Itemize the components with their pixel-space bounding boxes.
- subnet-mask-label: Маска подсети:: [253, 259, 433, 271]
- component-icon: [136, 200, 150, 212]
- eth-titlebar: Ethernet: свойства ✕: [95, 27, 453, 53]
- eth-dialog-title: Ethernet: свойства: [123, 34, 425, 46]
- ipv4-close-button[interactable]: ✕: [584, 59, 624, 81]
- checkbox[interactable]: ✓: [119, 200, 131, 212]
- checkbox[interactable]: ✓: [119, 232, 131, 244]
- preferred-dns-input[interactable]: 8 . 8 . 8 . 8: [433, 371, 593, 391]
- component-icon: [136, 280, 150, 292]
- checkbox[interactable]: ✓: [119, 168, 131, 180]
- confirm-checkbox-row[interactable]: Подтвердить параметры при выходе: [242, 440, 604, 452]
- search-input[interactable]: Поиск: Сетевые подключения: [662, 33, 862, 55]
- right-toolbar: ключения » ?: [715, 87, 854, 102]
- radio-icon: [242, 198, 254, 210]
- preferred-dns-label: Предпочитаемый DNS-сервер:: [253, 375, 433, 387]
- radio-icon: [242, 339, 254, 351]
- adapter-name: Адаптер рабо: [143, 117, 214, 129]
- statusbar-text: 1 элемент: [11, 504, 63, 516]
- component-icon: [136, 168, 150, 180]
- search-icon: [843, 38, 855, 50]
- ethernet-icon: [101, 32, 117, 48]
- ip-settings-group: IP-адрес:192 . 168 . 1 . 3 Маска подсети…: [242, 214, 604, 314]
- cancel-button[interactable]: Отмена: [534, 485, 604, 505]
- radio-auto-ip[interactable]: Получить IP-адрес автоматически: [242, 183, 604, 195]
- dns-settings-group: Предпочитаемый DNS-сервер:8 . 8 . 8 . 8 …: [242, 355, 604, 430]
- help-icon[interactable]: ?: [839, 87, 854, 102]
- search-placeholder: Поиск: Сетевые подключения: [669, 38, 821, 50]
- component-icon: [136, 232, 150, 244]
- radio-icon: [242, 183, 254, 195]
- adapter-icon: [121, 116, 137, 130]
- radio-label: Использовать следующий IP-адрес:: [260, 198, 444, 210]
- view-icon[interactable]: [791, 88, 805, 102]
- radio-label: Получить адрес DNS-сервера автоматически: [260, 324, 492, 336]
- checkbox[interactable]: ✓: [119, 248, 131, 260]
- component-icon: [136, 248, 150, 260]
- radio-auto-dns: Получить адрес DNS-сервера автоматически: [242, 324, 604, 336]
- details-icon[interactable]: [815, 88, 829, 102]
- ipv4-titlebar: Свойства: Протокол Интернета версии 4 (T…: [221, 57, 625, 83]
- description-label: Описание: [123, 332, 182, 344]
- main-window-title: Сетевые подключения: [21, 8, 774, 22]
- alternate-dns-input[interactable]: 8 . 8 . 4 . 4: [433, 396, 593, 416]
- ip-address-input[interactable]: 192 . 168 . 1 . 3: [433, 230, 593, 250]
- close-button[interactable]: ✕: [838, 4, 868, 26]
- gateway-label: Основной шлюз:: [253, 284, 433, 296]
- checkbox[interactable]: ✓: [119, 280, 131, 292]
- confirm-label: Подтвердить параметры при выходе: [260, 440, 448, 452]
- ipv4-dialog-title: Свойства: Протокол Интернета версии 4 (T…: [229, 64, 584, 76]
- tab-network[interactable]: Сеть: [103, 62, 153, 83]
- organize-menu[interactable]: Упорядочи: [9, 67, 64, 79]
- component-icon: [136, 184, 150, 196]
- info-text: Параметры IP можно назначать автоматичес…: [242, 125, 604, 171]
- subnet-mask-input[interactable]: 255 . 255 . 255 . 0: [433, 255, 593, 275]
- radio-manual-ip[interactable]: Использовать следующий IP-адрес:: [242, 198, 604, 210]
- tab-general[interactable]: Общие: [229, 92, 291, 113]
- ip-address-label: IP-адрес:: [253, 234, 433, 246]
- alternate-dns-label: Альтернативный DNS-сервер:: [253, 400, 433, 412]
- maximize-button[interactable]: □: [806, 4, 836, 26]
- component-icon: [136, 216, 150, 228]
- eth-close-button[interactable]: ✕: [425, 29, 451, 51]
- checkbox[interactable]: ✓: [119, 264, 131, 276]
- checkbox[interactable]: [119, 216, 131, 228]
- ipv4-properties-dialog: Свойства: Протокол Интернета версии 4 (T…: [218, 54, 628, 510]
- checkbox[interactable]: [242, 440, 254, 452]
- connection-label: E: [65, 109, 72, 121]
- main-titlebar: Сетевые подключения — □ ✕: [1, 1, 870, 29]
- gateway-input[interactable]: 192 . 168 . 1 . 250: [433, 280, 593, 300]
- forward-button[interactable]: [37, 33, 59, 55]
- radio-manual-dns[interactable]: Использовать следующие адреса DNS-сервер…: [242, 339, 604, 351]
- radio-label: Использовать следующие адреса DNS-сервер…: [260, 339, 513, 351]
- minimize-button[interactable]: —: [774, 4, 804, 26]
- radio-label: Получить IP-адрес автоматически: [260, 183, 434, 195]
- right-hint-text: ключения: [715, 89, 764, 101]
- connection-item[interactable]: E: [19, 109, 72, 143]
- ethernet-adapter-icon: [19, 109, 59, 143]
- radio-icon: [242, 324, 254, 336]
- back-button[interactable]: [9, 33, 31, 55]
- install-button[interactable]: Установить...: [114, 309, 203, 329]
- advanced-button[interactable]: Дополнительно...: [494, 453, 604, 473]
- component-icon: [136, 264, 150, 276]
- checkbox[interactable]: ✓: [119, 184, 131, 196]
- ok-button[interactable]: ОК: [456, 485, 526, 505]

☆ ☆ ☆ ☆ ☆

WHAT TO PRODUCE: Rewrite the records above, putting "list-item-icon" in place of every "component-icon" and keeping everything else the same.

ANSWER TO THIS TASK:
Itemize the components with their pixel-space bounding boxes.
- subnet-mask-label: Маска подсети:: [253, 259, 433, 271]
- list-item-icon: [136, 200, 150, 212]
- eth-titlebar: Ethernet: свойства ✕: [95, 27, 453, 53]
- eth-dialog-title: Ethernet: свойства: [123, 34, 425, 46]
- ipv4-close-button[interactable]: ✕: [584, 59, 624, 81]
- checkbox[interactable]: ✓: [119, 200, 131, 212]
- checkbox[interactable]: ✓: [119, 232, 131, 244]
- preferred-dns-input[interactable]: 8 . 8 . 8 . 8: [433, 371, 593, 391]
- list-item-icon: [136, 280, 150, 292]
- checkbox[interactable]: ✓: [119, 168, 131, 180]
- confirm-checkbox-row[interactable]: Подтвердить параметры при выходе: [242, 440, 604, 452]
- search-input[interactable]: Поиск: Сетевые подключения: [662, 33, 862, 55]
- right-toolbar: ключения » ?: [715, 87, 854, 102]
- radio-icon: [242, 198, 254, 210]
- preferred-dns-label: Предпочитаемый DNS-сервер:: [253, 375, 433, 387]
- radio-icon: [242, 339, 254, 351]
- adapter-name: Адаптер рабо: [143, 117, 214, 129]
- statusbar-text: 1 элемент: [11, 504, 63, 516]
- list-item-icon: [136, 168, 150, 180]
- search-icon: [843, 38, 855, 50]
- ethernet-icon: [101, 32, 117, 48]
- ip-settings-group: IP-адрес:192 . 168 . 1 . 3 Маска подсети…: [242, 214, 604, 314]
- cancel-button[interactable]: Отмена: [534, 485, 604, 505]
- radio-auto-ip[interactable]: Получить IP-адрес автоматически: [242, 183, 604, 195]
- dns-settings-group: Предпочитаемый DNS-сервер:8 . 8 . 8 . 8 …: [242, 355, 604, 430]
- help-icon[interactable]: ?: [839, 87, 854, 102]
- search-placeholder: Поиск: Сетевые подключения: [669, 38, 821, 50]
- list-item-icon: [136, 232, 150, 244]
- radio-icon: [242, 183, 254, 195]
- adapter-icon: [121, 116, 137, 130]
- radio-label: Использовать следующий IP-адрес:: [260, 198, 444, 210]
- view-icon[interactable]: [791, 88, 805, 102]
- radio-label: Получить адрес DNS-сервера автоматически: [260, 324, 492, 336]
- checkbox[interactable]: ✓: [119, 248, 131, 260]
- list-item-icon: [136, 248, 150, 260]
- radio-auto-dns: Получить адрес DNS-сервера автоматически: [242, 324, 604, 336]
- details-icon[interactable]: [815, 88, 829, 102]
- ipv4-titlebar: Свойства: Протокол Интернета версии 4 (T…: [221, 57, 625, 83]
- description-label: Описание: [123, 332, 182, 344]
- main-window-title: Сетевые подключения: [21, 8, 774, 22]
- alternate-dns-input[interactable]: 8 . 8 . 4 . 4: [433, 396, 593, 416]
- ip-address-input[interactable]: 192 . 168 . 1 . 3: [433, 230, 593, 250]
- close-button[interactable]: ✕: [838, 4, 868, 26]
- gateway-label: Основной шлюз:: [253, 284, 433, 296]
- checkbox[interactable]: ✓: [119, 280, 131, 292]
- confirm-label: Подтвердить параметры при выходе: [260, 440, 448, 452]
- ipv4-dialog-title: Свойства: Протокол Интернета версии 4 (T…: [229, 64, 584, 76]
- tab-network[interactable]: Сеть: [103, 62, 153, 83]
- organize-menu[interactable]: Упорядочи: [9, 67, 64, 79]
- list-item-icon: [136, 184, 150, 196]
- info-text: Параметры IP можно назначать автоматичес…: [242, 125, 604, 171]
- subnet-mask-input[interactable]: 255 . 255 . 255 . 0: [433, 255, 593, 275]
- radio-manual-ip[interactable]: Использовать следующий IP-адрес:: [242, 198, 604, 210]
- tab-general[interactable]: Общие: [229, 92, 291, 113]
- ip-address-label: IP-адрес:: [253, 234, 433, 246]
- alternate-dns-label: Альтернативный DNS-сервер:: [253, 400, 433, 412]
- maximize-button[interactable]: □: [806, 4, 836, 26]
- list-item-icon: [136, 216, 150, 228]
- eth-close-button[interactable]: ✕: [425, 29, 451, 51]
- checkbox[interactable]: ✓: [119, 264, 131, 276]
- checkbox[interactable]: [119, 216, 131, 228]
- ipv4-properties-dialog: Свойства: Протокол Интернета версии 4 (T…: [218, 54, 628, 510]
- checkbox[interactable]: [242, 440, 254, 452]
- connection-label: E: [65, 109, 72, 121]
- main-titlebar: Сетевые подключения — □ ✕: [1, 1, 870, 29]
- gateway-input[interactable]: 192 . 168 . 1 . 250: [433, 280, 593, 300]
- forward-button[interactable]: [37, 33, 59, 55]
- radio-manual-dns[interactable]: Использовать следующие адреса DNS-сервер…: [242, 339, 604, 351]
- radio-label: Использовать следующие адреса DNS-сервер…: [260, 339, 513, 351]
- minimize-button[interactable]: —: [774, 4, 804, 26]
- radio-label: Получить IP-адрес автоматически: [260, 183, 434, 195]
- right-hint-text: ключения: [715, 89, 764, 101]
- connection-item[interactable]: E: [19, 109, 72, 143]
- ethernet-adapter-icon: [19, 109, 59, 143]
- radio-icon: [242, 324, 254, 336]
- back-button[interactable]: [9, 33, 31, 55]
- install-button[interactable]: Установить...: [114, 309, 203, 329]
- advanced-button[interactable]: Дополнительно...: [494, 453, 604, 473]
- list-item-icon: [136, 264, 150, 276]
- checkbox[interactable]: ✓: [119, 184, 131, 196]
- ok-button[interactable]: ОК: [456, 485, 526, 505]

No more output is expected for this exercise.